━━━ DATA SHOWN ━━━
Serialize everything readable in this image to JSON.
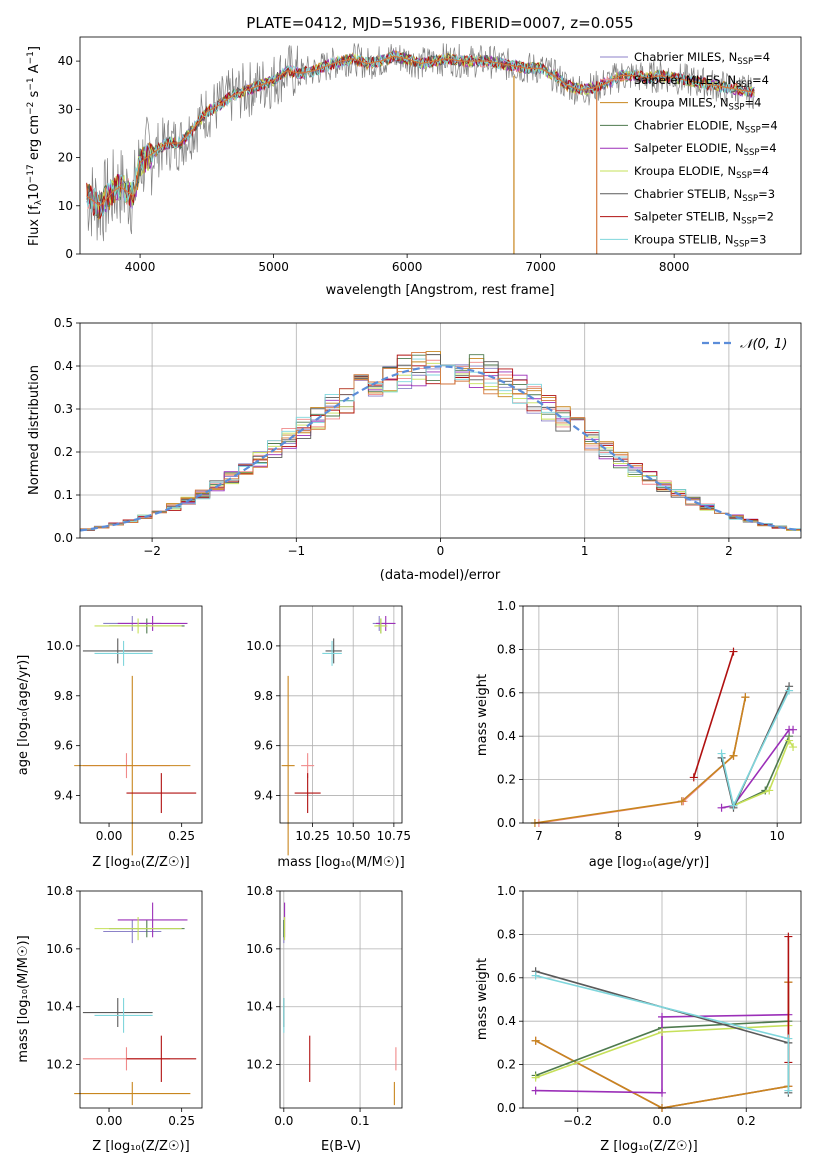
{
  "figure": {
    "title": "PLATE=0412, MJD=51936, FIBERID=0007, z=0.055"
  },
  "colors": {
    "Chabrier MILES": "#8c82c8",
    "Salpeter MILES": "#f08a8a",
    "Kroupa MILES": "#c8861e",
    "Chabrier ELODIE": "#4e7a4e",
    "Salpeter ELODIE": "#9b2fb8",
    "Kroupa ELODIE": "#c6e05a",
    "Chabrier STELIB": "#5a5a5a",
    "Salpeter STELIB": "#b01010",
    "Kroupa STELIB": "#7fd6dc",
    "combined": "#d4783c",
    "obs": "#808080",
    "normal": "#5b8dd9"
  },
  "chart_data": [
    {
      "id": "spectrum",
      "type": "line",
      "title": "PLATE=0412, MJD=51936, FIBERID=0007, z=0.055",
      "xlabel": "wavelength [Angstrom, rest frame]",
      "ylabel_parts": {
        "a": "Flux [f",
        "b": "λ",
        "c": "10",
        "d": "−17",
        "e": " erg cm",
        "f": "−2",
        "g": " s",
        "h": "−1",
        "i": " A",
        "j": "−1",
        "k": "]"
      },
      "xlim": [
        3550,
        8950
      ],
      "ylim": [
        0,
        45
      ],
      "xticks": [
        4000,
        5000,
        6000,
        7000,
        8000
      ],
      "yticks": [
        0,
        10,
        20,
        30,
        40
      ],
      "x": [
        3600,
        3650,
        3700,
        3750,
        3800,
        3850,
        3900,
        3950,
        4000,
        4100,
        4200,
        4300,
        4400,
        4500,
        4600,
        4700,
        4800,
        4900,
        5000,
        5100,
        5200,
        5300,
        5400,
        5500,
        5600,
        5700,
        5800,
        5900,
        6000,
        6100,
        6200,
        6300,
        6400,
        6500,
        6600,
        6700,
        6800,
        6900,
        7000,
        7100,
        7200,
        7300,
        7400,
        7500,
        7600,
        7700,
        7800,
        7900,
        8000,
        8100,
        8200,
        8300,
        8400,
        8500,
        8600
      ],
      "model": [
        12,
        11,
        10,
        11.5,
        13,
        14,
        13,
        12,
        19,
        21,
        23,
        23,
        26,
        29.5,
        31,
        33,
        34,
        35,
        36,
        38,
        37.5,
        38,
        39,
        40,
        40.5,
        39.5,
        40,
        41,
        40.5,
        39.5,
        40,
        40.5,
        40,
        40,
        40,
        39.5,
        39,
        38.5,
        38.5,
        37,
        35,
        34,
        34.5,
        35.5,
        37,
        37,
        36.5,
        37,
        36.5,
        36,
        35.5,
        35,
        34.5,
        34,
        33.5
      ],
      "legend": [
        {
          "base": "Chabrier MILES, N",
          "sub": "SSP",
          "tail": "=4"
        },
        {
          "base": "Salpeter MILES, N",
          "sub": "SSP",
          "tail": "=4"
        },
        {
          "base": "Kroupa MILES, N",
          "sub": "SSP",
          "tail": "=4"
        },
        {
          "base": "Chabrier ELODIE, N",
          "sub": "SSP",
          "tail": "=4"
        },
        {
          "base": "Salpeter ELODIE, N",
          "sub": "SSP",
          "tail": "=4"
        },
        {
          "base": "Kroupa ELODIE, N",
          "sub": "SSP",
          "tail": "=4"
        },
        {
          "base": "Chabrier STELIB, N",
          "sub": "SSP",
          "tail": "=3"
        },
        {
          "base": "Salpeter STELIB, N",
          "sub": "SSP",
          "tail": "=2"
        },
        {
          "base": "Kroupa STELIB, N",
          "sub": "SSP",
          "tail": "=3"
        }
      ],
      "legend_placement": "upper right"
    },
    {
      "id": "residuals",
      "type": "histogram",
      "xlabel": "(data-model)/error",
      "ylabel": "Normed distribution",
      "xlim": [
        -2.5,
        2.5
      ],
      "ylim": [
        0,
        0.5
      ],
      "xticks": [
        -2,
        -1,
        0,
        1,
        2
      ],
      "yticks": [
        0.0,
        0.1,
        0.2,
        0.3,
        0.4,
        0.5
      ],
      "grid": true,
      "bin_width": 0.1,
      "legend": {
        "label": "𝒩(0, 1)"
      },
      "legend_placement": "upper right"
    },
    {
      "id": "age-Z",
      "type": "scatter",
      "xlabel": "Z [log₁₀(Z/Z☉)]",
      "ylabel": "age  [log₁₀(age/yr)]",
      "xlim": [
        -0.1,
        0.32
      ],
      "ylim": [
        9.29,
        10.16
      ],
      "xticks": [
        0.0,
        0.25
      ],
      "yticks": [
        9.4,
        9.6,
        9.8,
        10.0
      ]
    },
    {
      "id": "age-mass",
      "type": "scatter",
      "xlabel": "mass [log₁₀(M/M☉)]",
      "ylabel": "",
      "xlim": [
        10.05,
        10.8
      ],
      "ylim": [
        9.29,
        10.16
      ],
      "xticks": [
        10.25,
        10.5,
        10.75
      ],
      "yticks": [
        9.4,
        9.6,
        9.8,
        10.0
      ]
    },
    {
      "id": "weight-age",
      "type": "line",
      "xlabel": "age  [log₁₀(age/yr)]",
      "ylabel": "mass weight",
      "xlim": [
        6.8,
        10.3
      ],
      "ylim": [
        0,
        1
      ],
      "xticks": [
        7,
        8,
        9,
        10
      ],
      "yticks": [
        0.0,
        0.2,
        0.4,
        0.6,
        0.8,
        1.0
      ],
      "grid": true
    },
    {
      "id": "mass-Z",
      "type": "scatter",
      "xlabel": "Z [log₁₀(Z/Z☉)]",
      "ylabel": "mass [log₁₀(M/M☉)]",
      "xlim": [
        -0.1,
        0.32
      ],
      "ylim": [
        10.05,
        10.8
      ],
      "xticks": [
        0.0,
        0.25
      ],
      "yticks": [
        10.2,
        10.4,
        10.6,
        10.8
      ]
    },
    {
      "id": "mass-EBV",
      "type": "scatter",
      "xlabel": "E(B-V)",
      "ylabel": "",
      "xlim": [
        -0.005,
        0.155
      ],
      "ylim": [
        10.05,
        10.8
      ],
      "xticks": [
        0.0,
        0.1
      ],
      "yticks": [
        10.2,
        10.4,
        10.6,
        10.8
      ],
      "grid": true
    },
    {
      "id": "weight-Z",
      "type": "line",
      "xlabel": "Z [log₁₀(Z/Z☉)]",
      "ylabel": "mass weight",
      "xlim": [
        -0.33,
        0.33
      ],
      "ylim": [
        0,
        1
      ],
      "xticks": [
        -0.2,
        0.0,
        0.2
      ],
      "yticks": [
        0.0,
        0.2,
        0.4,
        0.6,
        0.8,
        1.0
      ],
      "grid": true
    }
  ],
  "models": [
    {
      "key": "Chabrier MILES",
      "Z": 0.08,
      "Zerr": 0.1,
      "age": 10.09,
      "ageErr": 0.03,
      "mass": 10.66,
      "massErr": 0.04,
      "ebv": 0.0,
      "wa": [
        [
          8.8,
          0.1
        ],
        [
          9.45,
          0.31
        ],
        [
          9.6,
          0.58
        ]
      ],
      "wz": [
        [
          -0.3,
          0.31
        ],
        [
          0.0,
          0.0
        ],
        [
          0.3,
          0.1
        ],
        [
          0.3,
          0.58
        ]
      ]
    },
    {
      "key": "Salpeter MILES",
      "Z": 0.06,
      "Zerr": 0.15,
      "age": 9.52,
      "ageErr": 0.05,
      "mass": 10.22,
      "massErr": 0.04,
      "ebv": 0.147,
      "wa": [
        [
          7.0,
          0.0
        ],
        [
          8.82,
          0.1
        ],
        [
          9.45,
          0.31
        ],
        [
          9.6,
          0.58
        ]
      ],
      "wz": [
        [
          -0.3,
          0.31
        ],
        [
          0.0,
          0.0
        ],
        [
          0.3,
          0.1
        ],
        [
          0.3,
          0.58
        ]
      ]
    },
    {
      "key": "Kroupa MILES",
      "Z": 0.08,
      "Zerr": 0.2,
      "age": 9.52,
      "ageErr": 0.36,
      "mass": 10.1,
      "massErr": 0.04,
      "ebv": 0.145,
      "wa": [
        [
          6.95,
          0.0
        ],
        [
          8.8,
          0.1
        ],
        [
          9.45,
          0.31
        ],
        [
          9.6,
          0.58
        ]
      ],
      "wz": [
        [
          -0.3,
          0.31
        ],
        [
          0.0,
          0.0
        ],
        [
          0.3,
          0.1
        ],
        [
          0.3,
          0.58
        ]
      ]
    },
    {
      "key": "Chabrier ELODIE",
      "Z": 0.13,
      "Zerr": 0.13,
      "age": 10.08,
      "ageErr": 0.03,
      "mass": 10.67,
      "massErr": 0.03,
      "ebv": 0.0,
      "wa": [
        [
          9.45,
          0.08
        ],
        [
          9.85,
          0.15
        ],
        [
          10.15,
          0.4
        ]
      ],
      "wz": [
        [
          -0.3,
          0.15
        ],
        [
          0.0,
          0.37
        ],
        [
          0.3,
          0.4
        ]
      ]
    },
    {
      "key": "Salpeter ELODIE",
      "Z": 0.15,
      "Zerr": 0.12,
      "age": 10.09,
      "ageErr": 0.03,
      "mass": 10.7,
      "massErr": 0.06,
      "ebv": 0.001,
      "wa": [
        [
          9.3,
          0.07
        ],
        [
          9.45,
          0.08
        ],
        [
          10.15,
          0.43
        ],
        [
          10.2,
          0.43
        ]
      ],
      "wz": [
        [
          -0.3,
          0.08
        ],
        [
          0.0,
          0.07
        ],
        [
          0.0,
          0.42
        ],
        [
          0.3,
          0.43
        ]
      ]
    },
    {
      "key": "Kroupa ELODIE",
      "Z": 0.1,
      "Zerr": 0.15,
      "age": 10.08,
      "ageErr": 0.03,
      "mass": 10.67,
      "massErr": 0.04,
      "ebv": 0.001,
      "wa": [
        [
          9.45,
          0.08
        ],
        [
          9.9,
          0.15
        ],
        [
          10.15,
          0.38
        ],
        [
          10.2,
          0.35
        ]
      ],
      "wz": [
        [
          -0.3,
          0.14
        ],
        [
          0.0,
          0.35
        ],
        [
          0.3,
          0.38
        ]
      ]
    },
    {
      "key": "Chabrier STELIB",
      "Z": 0.03,
      "Zerr": 0.12,
      "age": 9.98,
      "ageErr": 0.05,
      "mass": 10.38,
      "massErr": 0.05,
      "ebv": 0.0,
      "wa": [
        [
          9.3,
          0.3
        ],
        [
          9.45,
          0.07
        ],
        [
          10.15,
          0.63
        ]
      ],
      "wz": [
        [
          -0.3,
          0.63
        ],
        [
          0.3,
          0.3
        ],
        [
          0.3,
          0.07
        ]
      ]
    },
    {
      "key": "Salpeter STELIB",
      "Z": 0.18,
      "Zerr": 0.12,
      "age": 9.41,
      "ageErr": 0.08,
      "mass": 10.22,
      "massErr": 0.08,
      "ebv": 0.034,
      "wa": [
        [
          8.95,
          0.21
        ],
        [
          9.45,
          0.79
        ]
      ],
      "wz": [
        [
          0.3,
          0.21
        ],
        [
          0.3,
          0.79
        ]
      ]
    },
    {
      "key": "Kroupa STELIB",
      "Z": 0.05,
      "Zerr": 0.1,
      "age": 9.97,
      "ageErr": 0.05,
      "mass": 10.37,
      "massErr": 0.06,
      "ebv": 0.0,
      "wa": [
        [
          9.3,
          0.32
        ],
        [
          9.45,
          0.08
        ],
        [
          10.15,
          0.61
        ]
      ],
      "wz": [
        [
          -0.3,
          0.61
        ],
        [
          0.3,
          0.32
        ],
        [
          0.3,
          0.08
        ]
      ]
    }
  ]
}
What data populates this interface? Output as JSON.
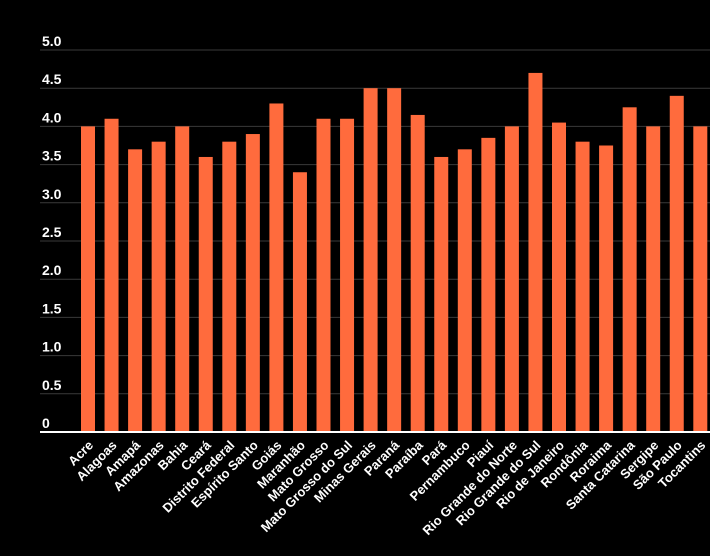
{
  "colors": {
    "background": "#000000",
    "bar": "#ff6b3d",
    "grid": "#3a3a3a",
    "axis": "#ffffff",
    "text": "#ffffff"
  },
  "chart_data": {
    "type": "bar",
    "title": "",
    "xlabel": "",
    "ylabel": "",
    "ylim": [
      0,
      5.0
    ],
    "yticks": [
      "0",
      "0.5",
      "1.0",
      "1.5",
      "2.0",
      "2.5",
      "3.0",
      "3.5",
      "4.0",
      "4.5",
      "5.0"
    ],
    "ytick_values": [
      0,
      0.5,
      1.0,
      1.5,
      2.0,
      2.5,
      3.0,
      3.5,
      4.0,
      4.5,
      5.0
    ],
    "grid": true,
    "legend": "none",
    "categories": [
      "Acre",
      "Alagoas",
      "Amapá",
      "Amazonas",
      "Bahia",
      "Ceará",
      "Distrito Federal",
      "Espírito Santo",
      "Goiás",
      "Maranhão",
      "Mato Grosso",
      "Mato Grosso do Sul",
      "Minas Gerais",
      "Paraná",
      "Paraíba",
      "Pará",
      "Pernambuco",
      "Piauí",
      "Rio Grande do Norte",
      "Rio Grande do Sul",
      "Rio de Janeiro",
      "Rondônia",
      "Roraima",
      "Santa Catarina",
      "Sergipe",
      "São Paulo",
      "Tocantins"
    ],
    "values": [
      4.0,
      4.1,
      3.7,
      3.8,
      4.0,
      3.6,
      3.8,
      3.9,
      4.3,
      3.4,
      4.1,
      4.1,
      4.5,
      4.5,
      4.15,
      3.6,
      3.7,
      3.85,
      4.0,
      4.7,
      4.05,
      3.8,
      3.75,
      4.25,
      4.0,
      4.4,
      4.0
    ]
  }
}
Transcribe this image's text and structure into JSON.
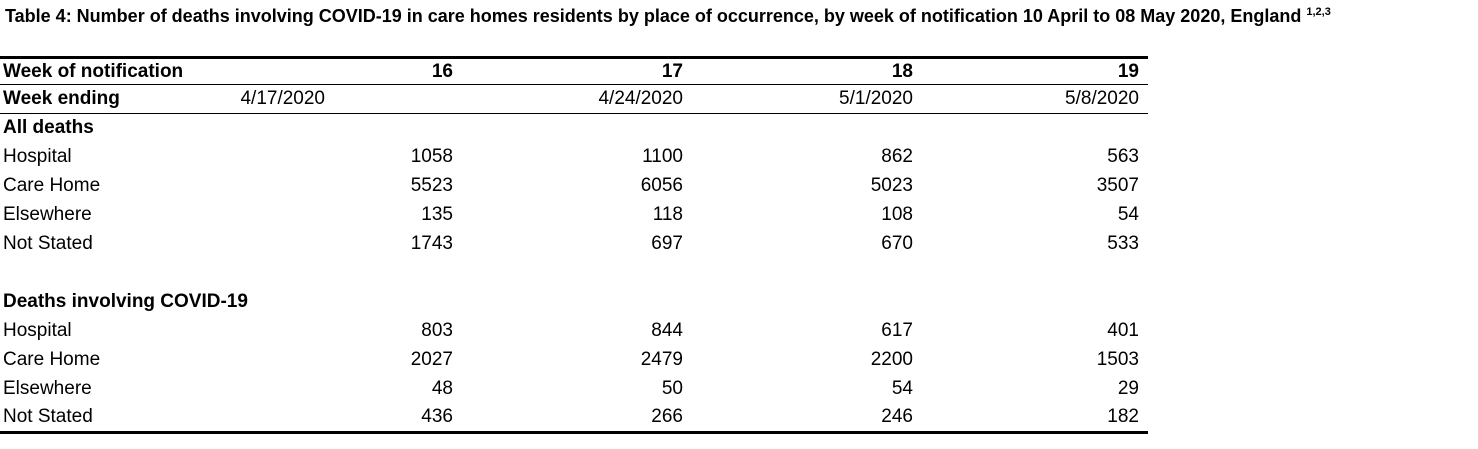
{
  "title": {
    "text": "Table 4: Number of deaths involving COVID-19 in care homes residents by place of occurrence, by week of notification 10 April to 08 May 2020, England",
    "superscript": "1,2,3"
  },
  "table": {
    "header": {
      "week_of_notification_label": "Week of notification",
      "weeks": [
        "16",
        "17",
        "18",
        "19"
      ],
      "week_ending_label": "Week ending",
      "week_ending_dates": [
        "4/17/2020",
        "4/24/2020",
        "5/1/2020",
        "5/8/2020"
      ]
    },
    "sections": [
      {
        "label": "All deaths",
        "rows": [
          {
            "label": "Hospital",
            "values": [
              "1058",
              "1100",
              "862",
              "563"
            ]
          },
          {
            "label": "Care Home",
            "values": [
              "5523",
              "6056",
              "5023",
              "3507"
            ]
          },
          {
            "label": "Elsewhere",
            "values": [
              "135",
              "118",
              "108",
              "54"
            ]
          },
          {
            "label": "Not Stated",
            "values": [
              "1743",
              "697",
              "670",
              "533"
            ]
          }
        ]
      },
      {
        "label": "Deaths involving COVID-19",
        "rows": [
          {
            "label": "Hospital",
            "values": [
              "803",
              "844",
              "617",
              "401"
            ]
          },
          {
            "label": "Care Home",
            "values": [
              "2027",
              "2479",
              "2200",
              "1503"
            ]
          },
          {
            "label": "Elsewhere",
            "values": [
              "48",
              "50",
              "54",
              "29"
            ]
          },
          {
            "label": "Not Stated",
            "values": [
              "436",
              "266",
              "246",
              "182"
            ]
          }
        ]
      }
    ]
  }
}
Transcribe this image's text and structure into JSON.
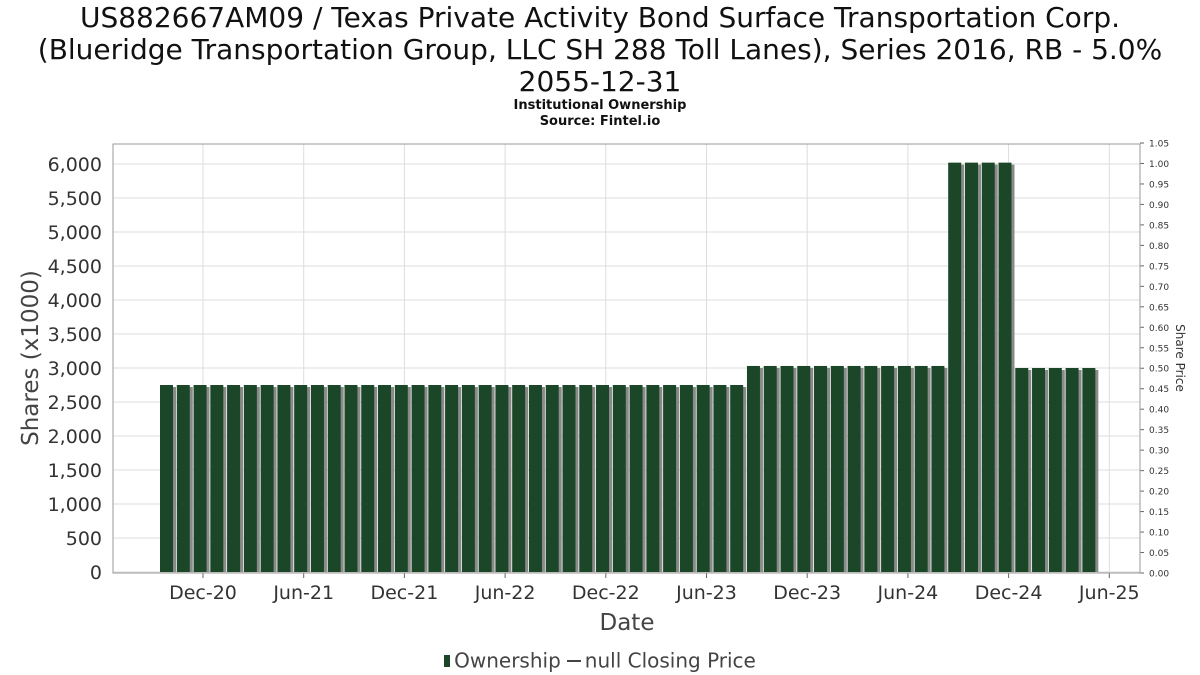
{
  "title_lines": [
    "US882667AM09 / Texas Private Activity Bond Surface Transportation Corp.",
    "(Blueridge Transportation Group, LLC SH 288 Toll Lanes), Series 2016, RB - 5.0%",
    "2055-12-31"
  ],
  "subtitle": "Institutional Ownership",
  "source": "Source: Fintel.io",
  "legend": {
    "ownership": "Ownership",
    "price": "null Closing Price"
  },
  "colors": {
    "bar": "#1b4627",
    "bar_shadow": "#8a8a8a",
    "grid": "#dddddd"
  },
  "chart_data": {
    "type": "bar",
    "xlabel": "Date",
    "ylabel": "Shares (x1000)",
    "y2label": "Share Price",
    "ylim": [
      0,
      6300
    ],
    "y2lim": [
      0,
      1.05
    ],
    "yticks": [
      0,
      500,
      1000,
      1500,
      2000,
      2500,
      3000,
      3500,
      4000,
      4500,
      5000,
      5500,
      6000
    ],
    "yticklabels": [
      "0",
      "500",
      "1,000",
      "1,500",
      "2,000",
      "2,500",
      "3,000",
      "3,500",
      "4,000",
      "4,500",
      "5,000",
      "5,500",
      "6,000"
    ],
    "y2ticklabels": [
      "0.00",
      "0.05",
      "0.10",
      "0.15",
      "0.20",
      "0.25",
      "0.30",
      "0.35",
      "0.40",
      "0.45",
      "0.50",
      "0.55",
      "0.60",
      "0.65",
      "0.70",
      "0.75",
      "0.80",
      "0.85",
      "0.90",
      "0.95",
      "1.00",
      "1.05"
    ],
    "xticklabels": [
      "Dec-20",
      "Jun-21",
      "Dec-21",
      "Jun-22",
      "Dec-22",
      "Jun-23",
      "Dec-23",
      "Jun-24",
      "Dec-24",
      "Jun-25"
    ],
    "grid": true,
    "legend_position": "bottom",
    "series": [
      {
        "name": "Ownership",
        "values": [
          2750,
          2750,
          2750,
          2750,
          2750,
          2750,
          2750,
          2750,
          2750,
          2750,
          2750,
          2750,
          2750,
          2750,
          2750,
          2750,
          2750,
          2750,
          2750,
          2750,
          2750,
          2750,
          2750,
          2750,
          2750,
          2750,
          2750,
          2750,
          2750,
          2750,
          2750,
          2750,
          2750,
          2750,
          2750,
          3030,
          3030,
          3030,
          3030,
          3030,
          3030,
          3030,
          3030,
          3030,
          3030,
          3030,
          3030,
          6020,
          6020,
          6020,
          6020,
          3000,
          3000,
          3000,
          3000,
          3000
        ]
      }
    ]
  }
}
━━━
> _TASK PROMPT_
Pick out every line holding the string "log₁₀" and return it.

> _PROBLEM SOLUTION_
      "xlabel": "Z [log₁₀(Z/Z☉)]",
      "ylabel": "age  [log₁₀(age/yr)]",
      "xlabel": "mass [log₁₀(M/M☉)]",
      "xlabel": "age  [log₁₀(age/yr)]",
      "xlabel": "Z [log₁₀(Z/Z☉)]",
      "ylabel": "mass [log₁₀(M/M☉)]",
      "xlabel": "Z [log₁₀(Z/Z☉)]",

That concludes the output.